EXERCISE DETAILS: Do not copy the pictures; transcribe all other material exactly.

MATERIAL SUPPLIED:
┄┄┄┄┄┄┄┄┄┄┄┄┄┄┄┄┄┄┄┄

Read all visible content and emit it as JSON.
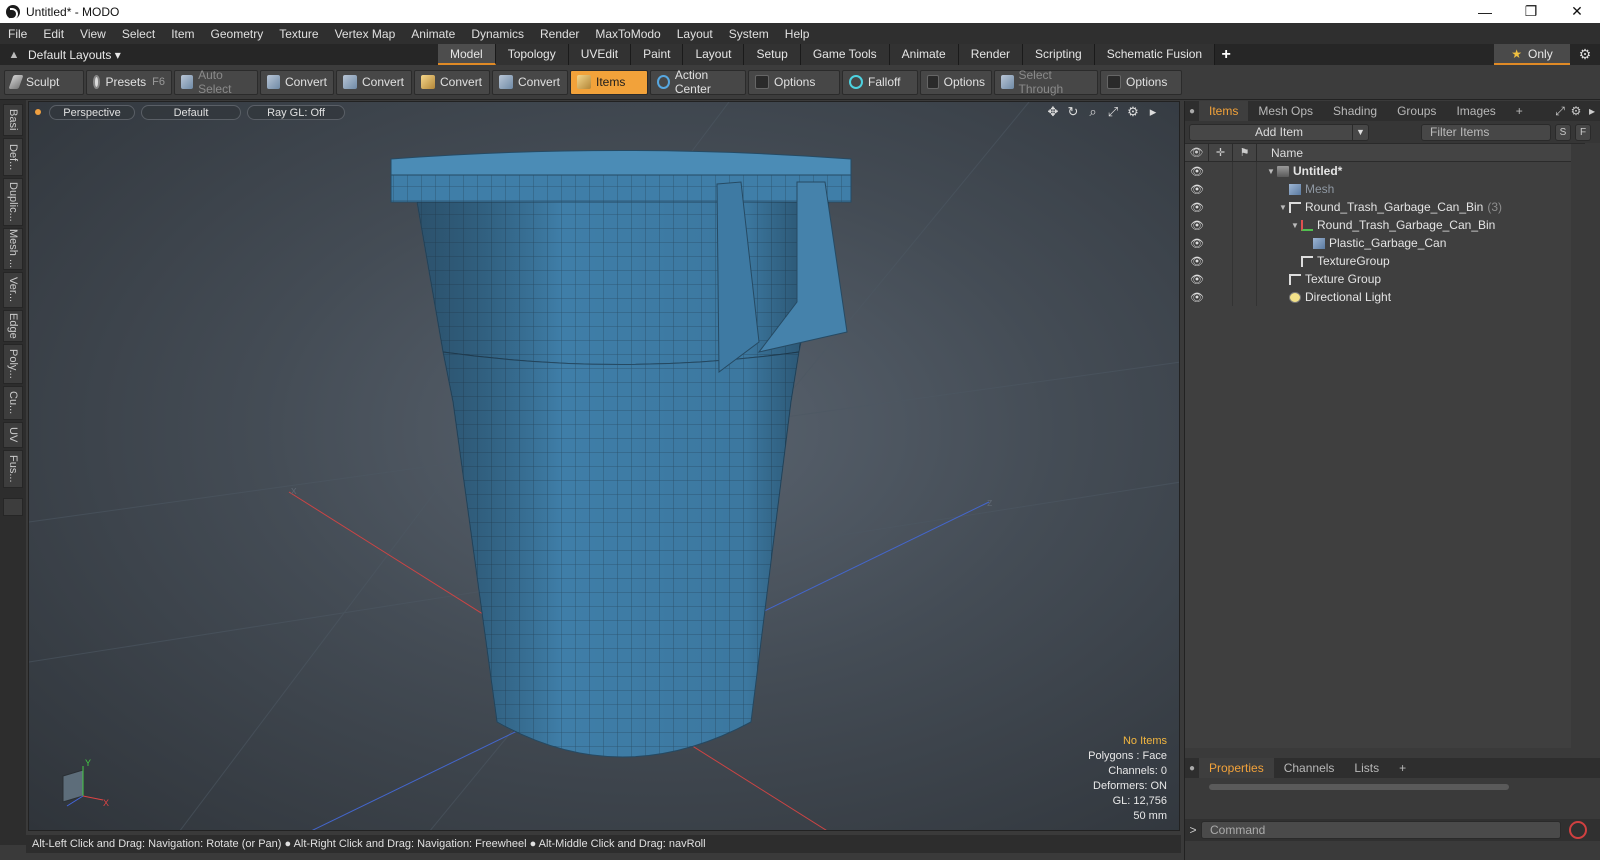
{
  "window": {
    "title": "Untitled* - MODO",
    "controls": [
      "—",
      "❐",
      "✕"
    ]
  },
  "menu": [
    "File",
    "Edit",
    "View",
    "Select",
    "Item",
    "Geometry",
    "Texture",
    "Vertex Map",
    "Animate",
    "Dynamics",
    "Render",
    "MaxToModo",
    "Layout",
    "System",
    "Help"
  ],
  "layoutbar": {
    "layouts_label": "Default Layouts ▾",
    "tabs": [
      "Model",
      "Topology",
      "UVEdit",
      "Paint",
      "Layout",
      "Setup",
      "Game Tools",
      "Animate",
      "Render",
      "Scripting",
      "Schematic Fusion"
    ],
    "active_tab": "Model",
    "only_label": "Only"
  },
  "toolbar": {
    "sculpt": "Sculpt",
    "presets": "Presets",
    "presets_key": "F6",
    "auto_select": "Auto Select",
    "convert": "Convert",
    "items": "Items",
    "action_center": "Action Center",
    "options": "Options",
    "falloff": "Falloff",
    "select_through": "Select Through"
  },
  "left_tabs": [
    "Basi",
    "Def...",
    "Duplic...",
    "Mesh ...",
    "Ver...",
    "Edge",
    "Poly...",
    "Cu...",
    "UV",
    "Fus..."
  ],
  "viewport": {
    "view_mode": "Perspective",
    "shading": "Default",
    "raygl": "Ray GL: Off",
    "stats": {
      "selection": "No Items",
      "polygons": "Polygons : Face",
      "channels": "Channels: 0",
      "deformers": "Deformers: ON",
      "gl": "GL: 12,756",
      "scale": "50 mm"
    }
  },
  "status": "Alt-Left Click and Drag: Navigation: Rotate (or Pan) ● Alt-Right Click and Drag: Navigation: Freewheel ● Alt-Middle Click and Drag: navRoll",
  "panel": {
    "tabs": [
      "Items",
      "Mesh Ops",
      "Shading",
      "Groups",
      "Images"
    ],
    "add_item": "Add Item",
    "filter_placeholder": "Filter Items",
    "column_name": "Name",
    "tree": [
      {
        "label": "Untitled*",
        "indent": 0,
        "twisty": "▼",
        "icon": "scene",
        "bold": true
      },
      {
        "label": "Mesh",
        "indent": 1,
        "twisty": "",
        "icon": "mesh",
        "dim": true
      },
      {
        "label": "Round_Trash_Garbage_Can_Bin",
        "count": "(3)",
        "indent": 1,
        "twisty": "▼",
        "icon": "group"
      },
      {
        "label": "Round_Trash_Garbage_Can_Bin",
        "indent": 2,
        "twisty": "▼",
        "icon": "locator"
      },
      {
        "label": "Plastic_Garbage_Can",
        "indent": 3,
        "twisty": "",
        "icon": "mesh"
      },
      {
        "label": "TextureGroup",
        "indent": 2,
        "twisty": "",
        "icon": "group"
      },
      {
        "label": "Texture Group",
        "indent": 1,
        "twisty": "",
        "icon": "group"
      },
      {
        "label": "Directional Light",
        "indent": 1,
        "twisty": "",
        "icon": "light"
      }
    ],
    "bottom_tabs": [
      "Properties",
      "Channels",
      "Lists"
    ],
    "command_placeholder": "Command"
  }
}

┄┄┄┄┄┄┄┄┄┄┄┄┄┄┄┄┄┄┄┄

ANSWER FOR THIS EXERCISE:
Read all visible content and emit it as JSON.
{
  "window": {
    "title": "Untitled* - MODO",
    "controls": [
      "—",
      "❐",
      "✕"
    ]
  },
  "menu": [
    "File",
    "Edit",
    "View",
    "Select",
    "Item",
    "Geometry",
    "Texture",
    "Vertex Map",
    "Animate",
    "Dynamics",
    "Render",
    "MaxToModo",
    "Layout",
    "System",
    "Help"
  ],
  "layoutbar": {
    "layouts_label": "Default Layouts ▾",
    "tabs": [
      "Model",
      "Topology",
      "UVEdit",
      "Paint",
      "Layout",
      "Setup",
      "Game Tools",
      "Animate",
      "Render",
      "Scripting",
      "Schematic Fusion"
    ],
    "active_tab": "Model",
    "only_label": "Only"
  },
  "toolbar": {
    "sculpt": "Sculpt",
    "presets": "Presets",
    "presets_key": "F6",
    "auto_select": "Auto Select",
    "convert": "Convert",
    "items": "Items",
    "action_center": "Action Center",
    "options": "Options",
    "falloff": "Falloff",
    "select_through": "Select Through"
  },
  "left_tabs": [
    "Basi",
    "Def...",
    "Duplic...",
    "Mesh ...",
    "Ver...",
    "Edge",
    "Poly...",
    "Cu...",
    "UV",
    "Fus..."
  ],
  "viewport": {
    "view_mode": "Perspective",
    "shading": "Default",
    "raygl": "Ray GL: Off",
    "stats": {
      "selection": "No Items",
      "polygons": "Polygons : Face",
      "channels": "Channels: 0",
      "deformers": "Deformers: ON",
      "gl": "GL: 12,756",
      "scale": "50 mm"
    }
  },
  "status": "Alt-Left Click and Drag: Navigation: Rotate (or Pan) ● Alt-Right Click and Drag: Navigation: Freewheel ● Alt-Middle Click and Drag: navRoll",
  "panel": {
    "tabs": [
      "Items",
      "Mesh Ops",
      "Shading",
      "Groups",
      "Images"
    ],
    "add_item": "Add Item",
    "filter_placeholder": "Filter Items",
    "column_name": "Name",
    "tree": [
      {
        "label": "Untitled*",
        "indent": 0,
        "twisty": "▼",
        "icon": "scene",
        "bold": true
      },
      {
        "label": "Mesh",
        "indent": 1,
        "twisty": "",
        "icon": "mesh",
        "dim": true
      },
      {
        "label": "Round_Trash_Garbage_Can_Bin",
        "count": "(3)",
        "indent": 1,
        "twisty": "▼",
        "icon": "group"
      },
      {
        "label": "Round_Trash_Garbage_Can_Bin",
        "indent": 2,
        "twisty": "▼",
        "icon": "locator"
      },
      {
        "label": "Plastic_Garbage_Can",
        "indent": 3,
        "twisty": "",
        "icon": "mesh"
      },
      {
        "label": "TextureGroup",
        "indent": 2,
        "twisty": "",
        "icon": "group"
      },
      {
        "label": "Texture Group",
        "indent": 1,
        "twisty": "",
        "icon": "group"
      },
      {
        "label": "Directional Light",
        "indent": 1,
        "twisty": "",
        "icon": "light"
      }
    ],
    "bottom_tabs": [
      "Properties",
      "Channels",
      "Lists"
    ],
    "command_placeholder": "Command"
  }
}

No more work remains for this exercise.